AIM
Set down the data below without change, skipping the pictures it holds.

TASK INPUTS
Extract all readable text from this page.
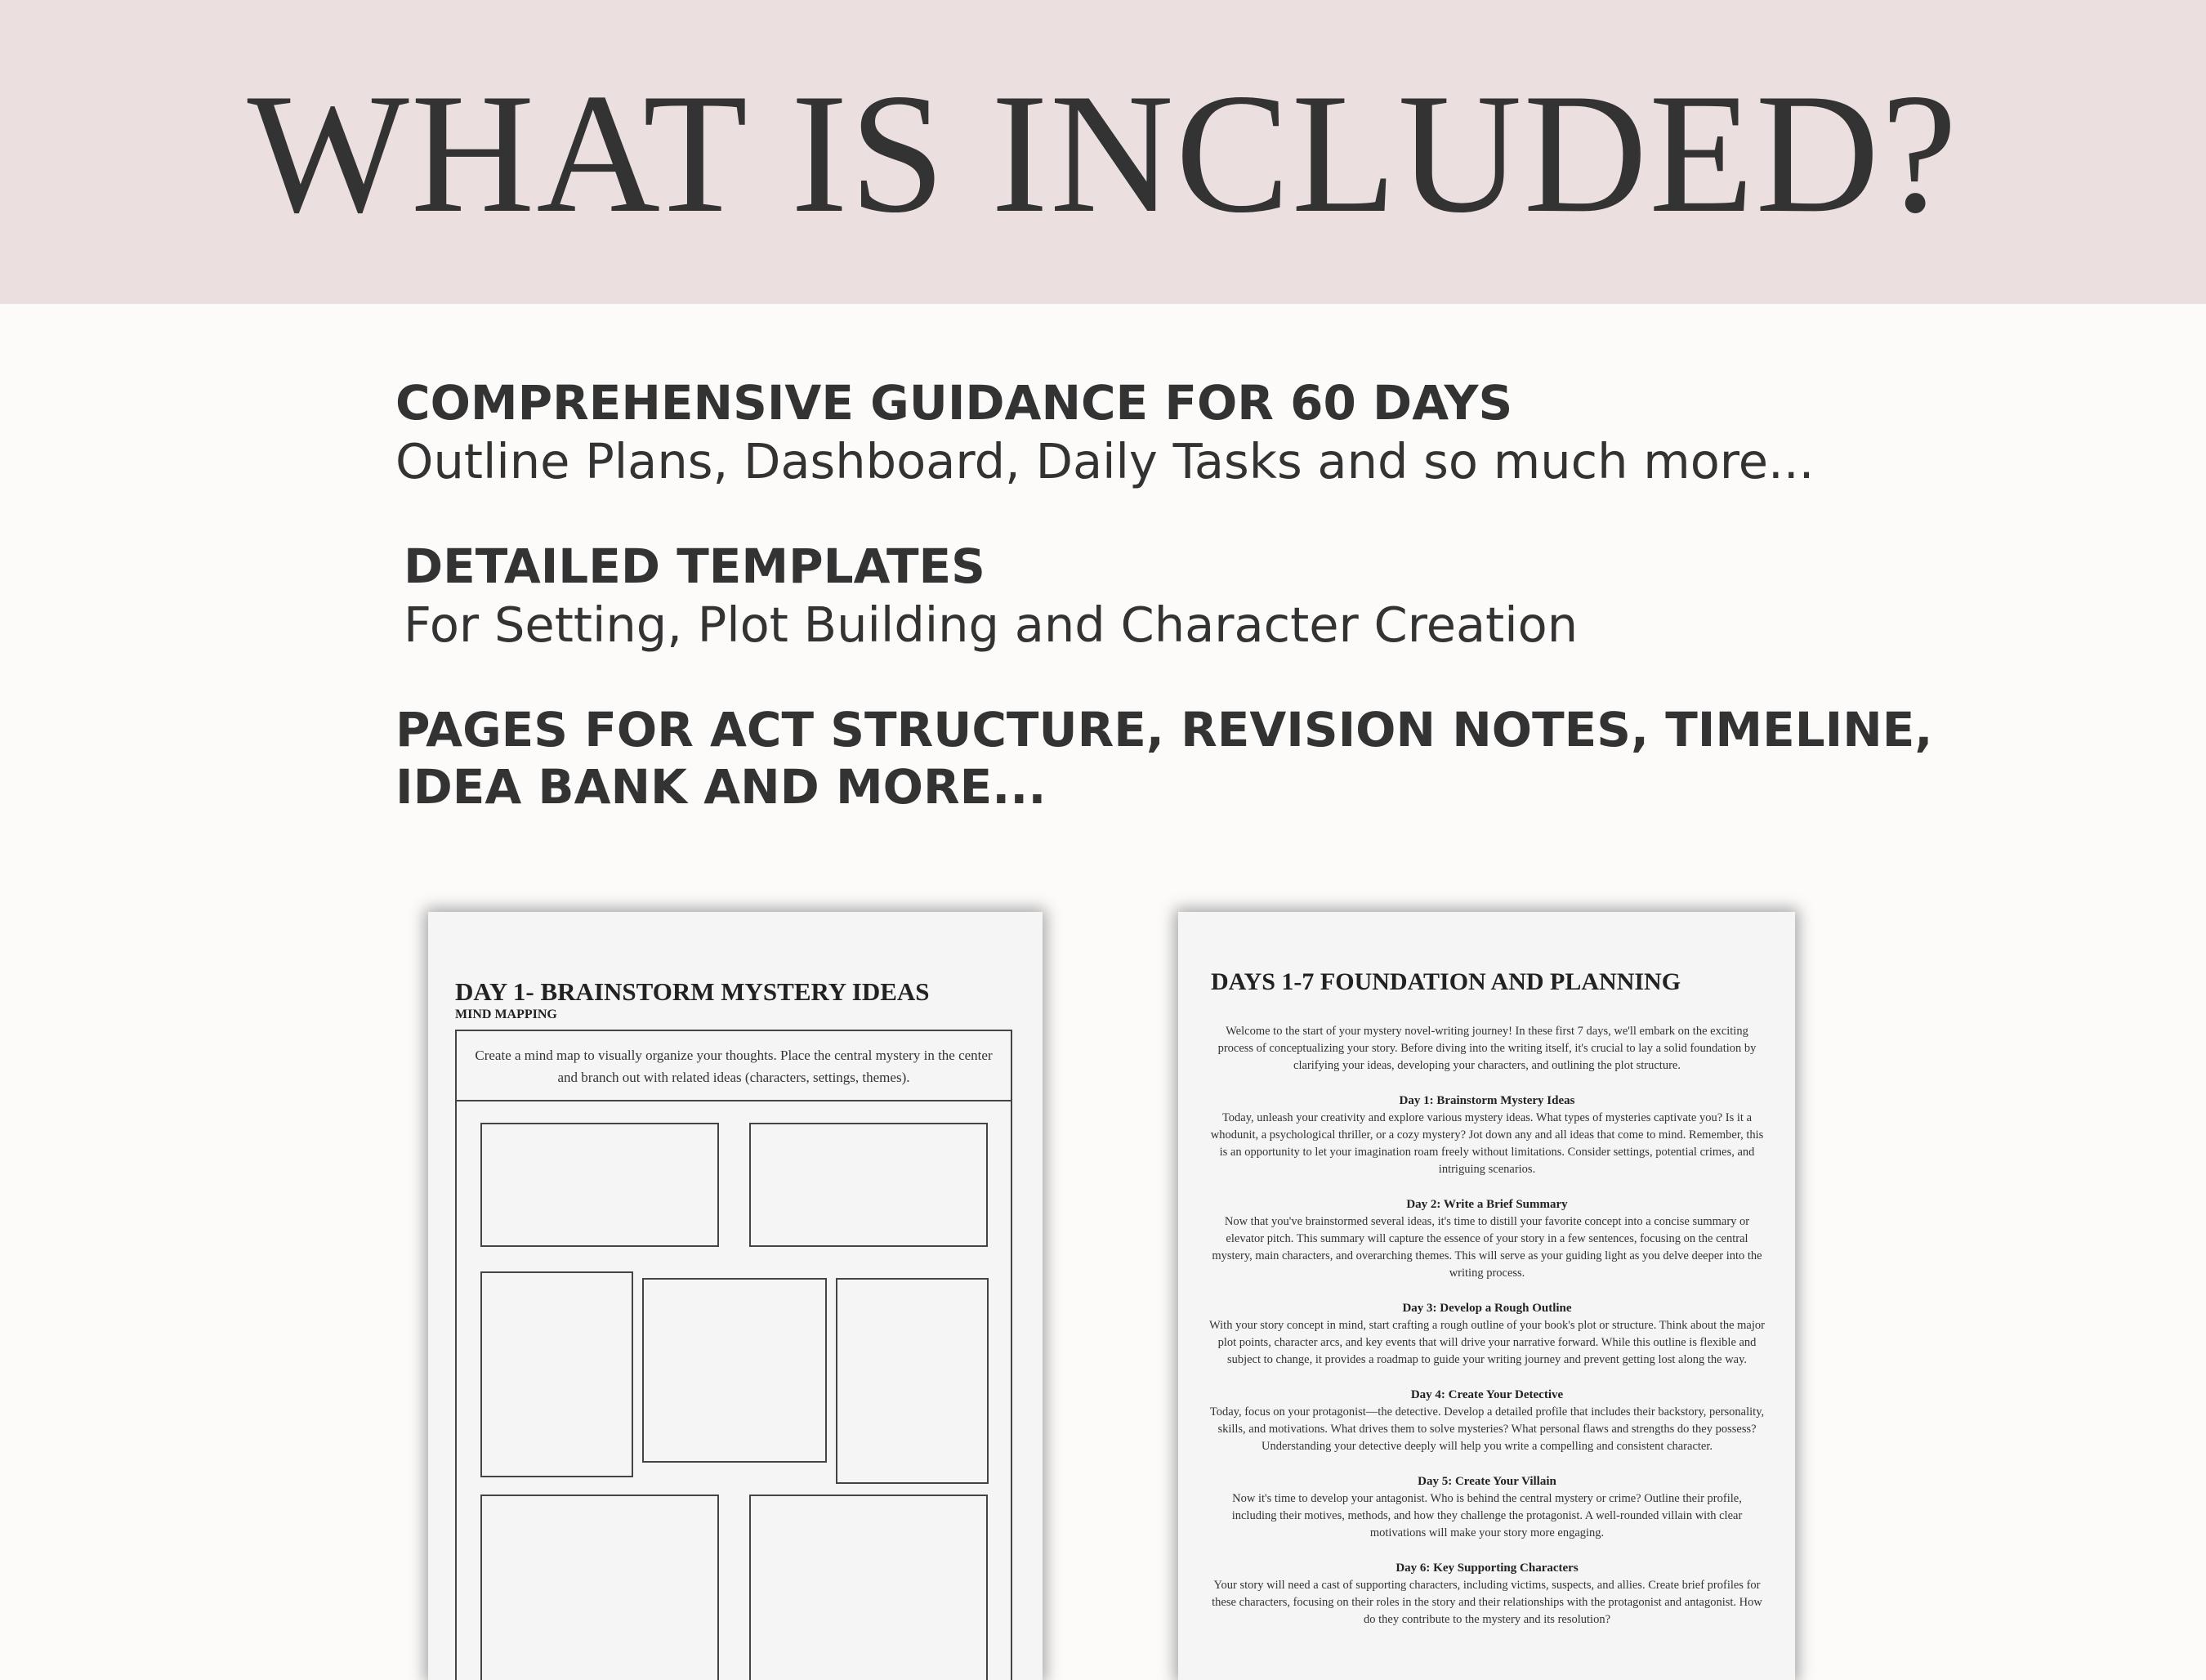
WHAT IS INCLUDED?
COMPREHENSIVE GUIDANCE FOR 60 DAYS
Outline Plans, Dashboard, Daily Tasks and so much more...
DETAILED TEMPLATES
For Setting, Plot Building and Character Creation
PAGES FOR ACT STRUCTURE, REVISION NOTES, TIMELINE,
IDEA BANK AND MORE...
DAY 1- BRAINSTORM MYSTERY IDEAS
MIND MAPPING
Create a mind map to visually organize your thoughts. Place the central mystery in the center and branch out with related ideas (characters, settings, themes).
DAYS 1-7 FOUNDATION AND PLANNING

Welcome to the start of your mystery novel-writing journey! In these first 7 days, we'll embark on the exciting process of conceptualizing your story. Before diving into the writing itself, it's crucial to lay a solid foundation by clarifying your ideas, developing your characters, and outlining the plot structure.

Day 1: Brainstorm Mystery Ideas

Today, unleash your creativity and explore various mystery ideas. What types of mysteries captivate you? Is it a whodunit, a psychological thriller, or a cozy mystery? Jot down any and all ideas that come to mind. Remember, this is an opportunity to let your imagination roam freely without limitations. Consider settings, potential crimes, and intriguing scenarios.

Day 2: Write a Brief Summary

Now that you've brainstormed several ideas, it's time to distill your favorite concept into a concise summary or elevator pitch. This summary will capture the essence of your story in a few sentences, focusing on the central mystery, main characters, and overarching themes. This will serve as your guiding light as you delve deeper into the writing process.

Day 3: Develop a Rough Outline

With your story concept in mind, start crafting a rough outline of your book's plot or structure. Think about the major plot points, character arcs, and key events that will drive your narrative forward. While this outline is flexible and subject to change, it provides a roadmap to guide your writing journey and prevent getting lost along the way.

Day 4: Create Your Detective

Today, focus on your protagonist—the detective. Develop a detailed profile that includes their backstory, personality, skills, and motivations. What drives them to solve mysteries? What personal flaws and strengths do they possess? Understanding your detective deeply will help you write a compelling and consistent character.

Day 5: Create Your Villain

Now it's time to develop your antagonist. Who is behind the central mystery or crime? Outline their profile, including their motives, methods, and how they challenge the protagonist. A well-rounded villain with clear motivations will make your story more engaging.

Day 6: Key Supporting Characters

Your story will need a cast of supporting characters, including victims, suspects, and allies. Create brief profiles for these characters, focusing on their roles in the story and their relationships with the protagonist and antagonist. How do they contribute to the mystery and its resolution?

EXERCISE ANSWER
Extract all readable text from this page.
WHAT IS INCLUDED?
COMPREHENSIVE GUIDANCE FOR 60 DAYS
Outline Plans, Dashboard, Daily Tasks and so much more...
DETAILED TEMPLATES
For Setting, Plot Building and Character Creation
PAGES FOR ACT STRUCTURE, REVISION NOTES, TIMELINE,
IDEA BANK AND MORE...
DAY 1- BRAINSTORM MYSTERY IDEAS
MIND MAPPING
Create a mind map to visually organize your thoughts. Place the central mystery in the center and branch out with related ideas (characters, settings, themes).
DAYS 1-7 FOUNDATION AND PLANNING

Welcome to the start of your mystery novel-writing journey! In these first 7 days, we'll embark on the exciting process of conceptualizing your story. Before diving into the writing itself, it's crucial to lay a solid foundation by clarifying your ideas, developing your characters, and outlining the plot structure.

Day 1: Brainstorm Mystery Ideas

Today, unleash your creativity and explore various mystery ideas. What types of mysteries captivate you? Is it a whodunit, a psychological thriller, or a cozy mystery? Jot down any and all ideas that come to mind. Remember, this is an opportunity to let your imagination roam freely without limitations. Consider settings, potential crimes, and intriguing scenarios.

Day 2: Write a Brief Summary

Now that you've brainstormed several ideas, it's time to distill your favorite concept into a concise summary or elevator pitch. This summary will capture the essence of your story in a few sentences, focusing on the central mystery, main characters, and overarching themes. This will serve as your guiding light as you delve deeper into the writing process.

Day 3: Develop a Rough Outline

With your story concept in mind, start crafting a rough outline of your book's plot or structure. Think about the major plot points, character arcs, and key events that will drive your narrative forward. While this outline is flexible and subject to change, it provides a roadmap to guide your writing journey and prevent getting lost along the way.

Day 4: Create Your Detective

Today, focus on your protagonist—the detective. Develop a detailed profile that includes their backstory, personality, skills, and motivations. What drives them to solve mysteries? What personal flaws and strengths do they possess? Understanding your detective deeply will help you write a compelling and consistent character.

Day 5: Create Your Villain

Now it's time to develop your antagonist. Who is behind the central mystery or crime? Outline their profile, including their motives, methods, and how they challenge the protagonist. A well-rounded villain with clear motivations will make your story more engaging.

Day 6: Key Supporting Characters

Your story will need a cast of supporting characters, including victims, suspects, and allies. Create brief profiles for these characters, focusing on their roles in the story and their relationships with the protagonist and antagonist. How do they contribute to the mystery and its resolution?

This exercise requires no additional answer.